DATA RECORDS
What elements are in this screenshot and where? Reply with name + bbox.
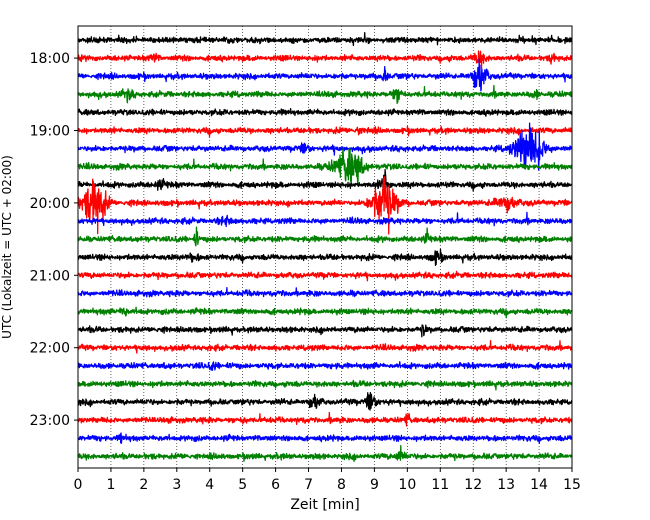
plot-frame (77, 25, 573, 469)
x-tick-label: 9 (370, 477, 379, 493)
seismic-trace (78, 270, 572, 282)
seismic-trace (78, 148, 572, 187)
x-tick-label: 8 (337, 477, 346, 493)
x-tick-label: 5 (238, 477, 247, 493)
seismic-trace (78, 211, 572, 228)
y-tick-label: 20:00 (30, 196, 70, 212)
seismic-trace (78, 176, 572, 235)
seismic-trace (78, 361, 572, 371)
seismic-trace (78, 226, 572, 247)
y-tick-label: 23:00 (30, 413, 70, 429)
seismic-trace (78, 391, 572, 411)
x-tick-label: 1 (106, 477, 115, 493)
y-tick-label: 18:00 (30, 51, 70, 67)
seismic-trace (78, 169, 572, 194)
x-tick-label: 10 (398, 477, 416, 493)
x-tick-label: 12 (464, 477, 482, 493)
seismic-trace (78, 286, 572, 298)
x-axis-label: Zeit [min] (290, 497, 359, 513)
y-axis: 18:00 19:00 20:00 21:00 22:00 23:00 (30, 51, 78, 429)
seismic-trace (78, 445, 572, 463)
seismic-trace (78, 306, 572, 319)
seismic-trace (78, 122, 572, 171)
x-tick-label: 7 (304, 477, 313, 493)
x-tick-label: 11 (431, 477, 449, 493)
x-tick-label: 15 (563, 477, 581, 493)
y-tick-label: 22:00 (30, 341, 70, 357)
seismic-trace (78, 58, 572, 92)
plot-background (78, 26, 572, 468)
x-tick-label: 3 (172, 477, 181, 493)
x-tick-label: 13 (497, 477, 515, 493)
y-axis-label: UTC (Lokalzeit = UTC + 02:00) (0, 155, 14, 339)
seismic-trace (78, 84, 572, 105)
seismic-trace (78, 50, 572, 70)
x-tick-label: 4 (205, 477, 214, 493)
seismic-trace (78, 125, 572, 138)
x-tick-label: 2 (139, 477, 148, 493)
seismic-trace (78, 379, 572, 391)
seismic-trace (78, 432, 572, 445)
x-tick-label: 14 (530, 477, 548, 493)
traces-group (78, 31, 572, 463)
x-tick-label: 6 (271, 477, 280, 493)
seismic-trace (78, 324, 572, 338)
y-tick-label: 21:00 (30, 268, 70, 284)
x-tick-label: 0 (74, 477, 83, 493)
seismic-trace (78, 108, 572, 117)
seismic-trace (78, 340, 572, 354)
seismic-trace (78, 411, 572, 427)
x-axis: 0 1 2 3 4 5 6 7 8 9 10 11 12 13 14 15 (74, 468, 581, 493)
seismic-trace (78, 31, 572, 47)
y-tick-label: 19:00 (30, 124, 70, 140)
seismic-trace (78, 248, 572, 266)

STATED GOAL
Update the material above by replacing each occurrence of "seismic-trace" with "waveform-trace", leaving every other line and value unchanged. Omit the picture from your output.

THE SOLUTION
What elements are in this screenshot and where? Reply with name + bbox.
plot-frame (77, 25, 573, 469)
x-tick-label: 9 (370, 477, 379, 493)
waveform-trace (78, 270, 572, 282)
waveform-trace (78, 148, 572, 187)
x-tick-label: 8 (337, 477, 346, 493)
x-tick-label: 5 (238, 477, 247, 493)
waveform-trace (78, 211, 572, 228)
y-tick-label: 20:00 (30, 196, 70, 212)
waveform-trace (78, 176, 572, 235)
waveform-trace (78, 361, 572, 371)
waveform-trace (78, 226, 572, 247)
y-tick-label: 23:00 (30, 413, 70, 429)
waveform-trace (78, 391, 572, 411)
x-tick-label: 1 (106, 477, 115, 493)
y-tick-label: 18:00 (30, 51, 70, 67)
waveform-trace (78, 169, 572, 194)
x-tick-label: 10 (398, 477, 416, 493)
x-tick-label: 12 (464, 477, 482, 493)
waveform-trace (78, 286, 572, 298)
x-axis-label: Zeit [min] (290, 497, 359, 513)
y-axis: 18:00 19:00 20:00 21:00 22:00 23:00 (30, 51, 78, 429)
waveform-trace (78, 445, 572, 463)
waveform-trace (78, 306, 572, 319)
waveform-trace (78, 122, 572, 171)
x-tick-label: 7 (304, 477, 313, 493)
x-tick-label: 11 (431, 477, 449, 493)
x-tick-label: 15 (563, 477, 581, 493)
y-tick-label: 22:00 (30, 341, 70, 357)
waveform-trace (78, 58, 572, 92)
plot-background (78, 26, 572, 468)
x-tick-label: 3 (172, 477, 181, 493)
x-tick-label: 13 (497, 477, 515, 493)
y-axis-label: UTC (Lokalzeit = UTC + 02:00) (0, 155, 14, 339)
waveform-trace (78, 84, 572, 105)
waveform-trace (78, 50, 572, 70)
x-tick-label: 4 (205, 477, 214, 493)
waveform-trace (78, 125, 572, 138)
x-tick-label: 2 (139, 477, 148, 493)
waveform-trace (78, 379, 572, 391)
waveform-trace (78, 432, 572, 445)
x-tick-label: 14 (530, 477, 548, 493)
traces-group (78, 31, 572, 463)
x-tick-label: 6 (271, 477, 280, 493)
waveform-trace (78, 324, 572, 338)
y-tick-label: 21:00 (30, 268, 70, 284)
x-tick-label: 0 (74, 477, 83, 493)
waveform-trace (78, 108, 572, 117)
waveform-trace (78, 340, 572, 354)
waveform-trace (78, 411, 572, 427)
x-axis: 0 1 2 3 4 5 6 7 8 9 10 11 12 13 14 15 (74, 468, 581, 493)
waveform-trace (78, 31, 572, 47)
y-tick-label: 19:00 (30, 124, 70, 140)
waveform-trace (78, 248, 572, 266)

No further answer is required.